- Structured figure records:
#####

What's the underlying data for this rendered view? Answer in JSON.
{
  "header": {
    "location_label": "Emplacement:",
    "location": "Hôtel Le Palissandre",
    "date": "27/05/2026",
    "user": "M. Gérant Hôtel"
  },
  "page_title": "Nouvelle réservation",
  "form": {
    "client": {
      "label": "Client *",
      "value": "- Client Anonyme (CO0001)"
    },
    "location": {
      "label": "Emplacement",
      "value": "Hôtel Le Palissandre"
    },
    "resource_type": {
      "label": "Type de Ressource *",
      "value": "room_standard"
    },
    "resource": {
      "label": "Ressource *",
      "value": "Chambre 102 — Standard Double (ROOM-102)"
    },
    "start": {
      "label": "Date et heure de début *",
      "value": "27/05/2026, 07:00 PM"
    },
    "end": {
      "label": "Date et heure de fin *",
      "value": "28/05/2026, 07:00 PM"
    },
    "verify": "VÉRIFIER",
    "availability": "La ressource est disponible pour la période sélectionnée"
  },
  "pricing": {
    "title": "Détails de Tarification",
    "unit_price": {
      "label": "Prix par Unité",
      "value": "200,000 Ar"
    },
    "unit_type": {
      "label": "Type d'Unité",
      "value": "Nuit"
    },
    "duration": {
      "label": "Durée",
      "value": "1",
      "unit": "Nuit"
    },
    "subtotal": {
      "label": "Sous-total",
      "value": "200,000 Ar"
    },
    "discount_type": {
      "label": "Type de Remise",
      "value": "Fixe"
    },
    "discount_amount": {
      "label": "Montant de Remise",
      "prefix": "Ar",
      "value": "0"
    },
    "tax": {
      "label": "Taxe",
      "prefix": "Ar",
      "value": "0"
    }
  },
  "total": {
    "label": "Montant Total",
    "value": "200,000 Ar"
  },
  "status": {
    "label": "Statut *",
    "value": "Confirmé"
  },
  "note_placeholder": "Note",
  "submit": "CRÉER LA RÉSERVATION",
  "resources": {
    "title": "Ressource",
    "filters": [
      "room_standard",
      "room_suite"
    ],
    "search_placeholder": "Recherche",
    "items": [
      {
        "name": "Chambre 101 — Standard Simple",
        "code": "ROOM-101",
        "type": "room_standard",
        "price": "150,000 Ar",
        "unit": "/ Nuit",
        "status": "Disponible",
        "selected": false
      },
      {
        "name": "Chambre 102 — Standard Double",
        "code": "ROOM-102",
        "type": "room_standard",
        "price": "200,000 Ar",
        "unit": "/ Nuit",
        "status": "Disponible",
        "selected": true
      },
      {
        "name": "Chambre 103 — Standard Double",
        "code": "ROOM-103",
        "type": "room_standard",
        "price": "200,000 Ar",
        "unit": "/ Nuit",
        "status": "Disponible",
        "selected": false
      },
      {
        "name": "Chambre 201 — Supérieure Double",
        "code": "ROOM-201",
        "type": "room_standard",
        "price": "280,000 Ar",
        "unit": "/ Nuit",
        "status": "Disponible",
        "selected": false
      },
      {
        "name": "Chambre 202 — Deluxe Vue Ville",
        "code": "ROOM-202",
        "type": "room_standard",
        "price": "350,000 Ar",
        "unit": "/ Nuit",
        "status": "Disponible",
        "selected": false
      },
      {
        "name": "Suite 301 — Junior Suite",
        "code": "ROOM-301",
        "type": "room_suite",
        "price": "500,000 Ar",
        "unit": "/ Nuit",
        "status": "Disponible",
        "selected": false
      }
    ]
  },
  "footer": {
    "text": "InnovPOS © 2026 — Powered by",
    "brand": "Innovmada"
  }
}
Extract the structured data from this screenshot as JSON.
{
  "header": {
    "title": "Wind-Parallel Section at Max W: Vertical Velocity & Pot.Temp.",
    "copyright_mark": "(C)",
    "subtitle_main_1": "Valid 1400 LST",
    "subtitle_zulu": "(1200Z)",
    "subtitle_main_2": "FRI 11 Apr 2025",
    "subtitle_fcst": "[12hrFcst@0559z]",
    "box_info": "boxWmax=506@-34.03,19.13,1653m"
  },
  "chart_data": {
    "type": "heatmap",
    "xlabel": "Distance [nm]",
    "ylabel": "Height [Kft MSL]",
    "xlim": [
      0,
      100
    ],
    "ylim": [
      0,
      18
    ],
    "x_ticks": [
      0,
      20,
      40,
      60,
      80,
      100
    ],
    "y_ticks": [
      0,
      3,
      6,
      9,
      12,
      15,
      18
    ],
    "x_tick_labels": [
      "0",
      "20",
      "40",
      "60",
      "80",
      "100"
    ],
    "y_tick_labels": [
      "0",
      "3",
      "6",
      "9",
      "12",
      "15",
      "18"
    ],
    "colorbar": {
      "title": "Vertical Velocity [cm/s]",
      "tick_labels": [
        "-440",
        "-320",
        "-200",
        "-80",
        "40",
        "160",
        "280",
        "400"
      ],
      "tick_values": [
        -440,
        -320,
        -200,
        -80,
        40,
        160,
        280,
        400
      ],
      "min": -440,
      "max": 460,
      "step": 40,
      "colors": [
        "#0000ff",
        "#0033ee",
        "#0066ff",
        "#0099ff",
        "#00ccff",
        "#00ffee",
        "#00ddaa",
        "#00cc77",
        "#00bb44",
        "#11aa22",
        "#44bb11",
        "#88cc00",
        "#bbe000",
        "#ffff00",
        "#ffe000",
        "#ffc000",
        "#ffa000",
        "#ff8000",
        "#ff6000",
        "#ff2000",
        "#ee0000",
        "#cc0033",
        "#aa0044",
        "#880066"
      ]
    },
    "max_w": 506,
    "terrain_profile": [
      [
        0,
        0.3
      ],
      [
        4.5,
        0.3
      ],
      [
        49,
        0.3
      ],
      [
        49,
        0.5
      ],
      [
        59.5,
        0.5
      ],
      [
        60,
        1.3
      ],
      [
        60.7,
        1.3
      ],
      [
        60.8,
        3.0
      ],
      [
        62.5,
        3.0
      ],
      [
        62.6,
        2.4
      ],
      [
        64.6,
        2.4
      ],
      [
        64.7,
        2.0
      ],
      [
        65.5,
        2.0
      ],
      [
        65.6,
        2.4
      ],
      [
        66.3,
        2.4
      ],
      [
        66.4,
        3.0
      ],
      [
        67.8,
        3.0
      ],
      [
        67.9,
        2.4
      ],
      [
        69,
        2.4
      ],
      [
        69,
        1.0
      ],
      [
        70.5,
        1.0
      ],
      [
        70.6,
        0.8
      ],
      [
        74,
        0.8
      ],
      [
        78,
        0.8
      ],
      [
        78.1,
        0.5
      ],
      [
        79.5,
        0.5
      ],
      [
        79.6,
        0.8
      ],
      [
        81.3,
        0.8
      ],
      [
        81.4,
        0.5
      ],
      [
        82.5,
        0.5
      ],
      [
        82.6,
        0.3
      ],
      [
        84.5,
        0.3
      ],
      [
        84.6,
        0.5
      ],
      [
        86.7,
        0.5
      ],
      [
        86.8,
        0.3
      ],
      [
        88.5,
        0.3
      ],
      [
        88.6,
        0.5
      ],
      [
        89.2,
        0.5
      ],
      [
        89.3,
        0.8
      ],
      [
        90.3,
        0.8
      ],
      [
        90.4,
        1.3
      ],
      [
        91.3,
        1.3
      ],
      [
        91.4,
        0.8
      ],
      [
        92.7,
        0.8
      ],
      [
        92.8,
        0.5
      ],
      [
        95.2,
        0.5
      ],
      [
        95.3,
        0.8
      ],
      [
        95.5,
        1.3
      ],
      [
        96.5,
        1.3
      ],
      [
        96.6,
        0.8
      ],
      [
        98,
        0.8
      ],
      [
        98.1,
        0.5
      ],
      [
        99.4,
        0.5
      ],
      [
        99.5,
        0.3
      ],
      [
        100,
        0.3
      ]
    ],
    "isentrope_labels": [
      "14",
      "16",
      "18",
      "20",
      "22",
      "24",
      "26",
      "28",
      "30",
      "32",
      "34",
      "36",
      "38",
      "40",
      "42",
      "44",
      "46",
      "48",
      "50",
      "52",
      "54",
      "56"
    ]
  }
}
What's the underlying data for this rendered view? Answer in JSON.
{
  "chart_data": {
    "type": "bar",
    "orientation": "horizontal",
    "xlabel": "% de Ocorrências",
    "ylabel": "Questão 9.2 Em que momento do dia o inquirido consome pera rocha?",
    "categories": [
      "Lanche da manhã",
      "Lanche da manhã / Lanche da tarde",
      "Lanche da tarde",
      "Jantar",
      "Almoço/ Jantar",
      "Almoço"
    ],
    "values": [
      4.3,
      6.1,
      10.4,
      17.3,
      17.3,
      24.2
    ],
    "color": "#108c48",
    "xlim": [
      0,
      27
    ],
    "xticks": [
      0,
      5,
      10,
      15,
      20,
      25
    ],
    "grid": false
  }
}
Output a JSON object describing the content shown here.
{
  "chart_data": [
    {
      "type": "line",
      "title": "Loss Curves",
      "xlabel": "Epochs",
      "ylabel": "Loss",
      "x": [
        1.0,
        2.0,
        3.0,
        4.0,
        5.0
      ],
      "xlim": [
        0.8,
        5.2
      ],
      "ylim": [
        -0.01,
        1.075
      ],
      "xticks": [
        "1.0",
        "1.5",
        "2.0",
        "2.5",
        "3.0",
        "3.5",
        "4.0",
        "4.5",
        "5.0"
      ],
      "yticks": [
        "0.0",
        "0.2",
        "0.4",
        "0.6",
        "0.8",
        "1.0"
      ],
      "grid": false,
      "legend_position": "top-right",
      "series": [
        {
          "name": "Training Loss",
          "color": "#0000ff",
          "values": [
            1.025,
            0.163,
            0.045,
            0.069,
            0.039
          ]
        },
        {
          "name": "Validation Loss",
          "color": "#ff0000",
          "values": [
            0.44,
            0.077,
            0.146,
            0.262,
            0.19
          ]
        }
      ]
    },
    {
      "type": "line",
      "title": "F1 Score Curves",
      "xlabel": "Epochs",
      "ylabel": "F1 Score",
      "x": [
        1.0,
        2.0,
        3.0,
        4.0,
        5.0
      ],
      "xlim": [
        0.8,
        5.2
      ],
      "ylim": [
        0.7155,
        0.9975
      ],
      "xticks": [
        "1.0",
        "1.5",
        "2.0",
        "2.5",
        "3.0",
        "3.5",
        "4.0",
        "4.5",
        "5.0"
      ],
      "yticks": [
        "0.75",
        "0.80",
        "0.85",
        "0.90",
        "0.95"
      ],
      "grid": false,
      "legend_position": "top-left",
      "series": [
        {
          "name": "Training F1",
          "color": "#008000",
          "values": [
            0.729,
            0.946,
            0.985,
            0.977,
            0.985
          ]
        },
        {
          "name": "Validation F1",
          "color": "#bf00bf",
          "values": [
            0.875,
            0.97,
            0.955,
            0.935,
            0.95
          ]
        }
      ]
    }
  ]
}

#####

- Your objective: Point out every line holding the string "Score" and copy it.

- Task answer:
      "title": "F1 Score Curves",
      "ylabel": "F1 Score",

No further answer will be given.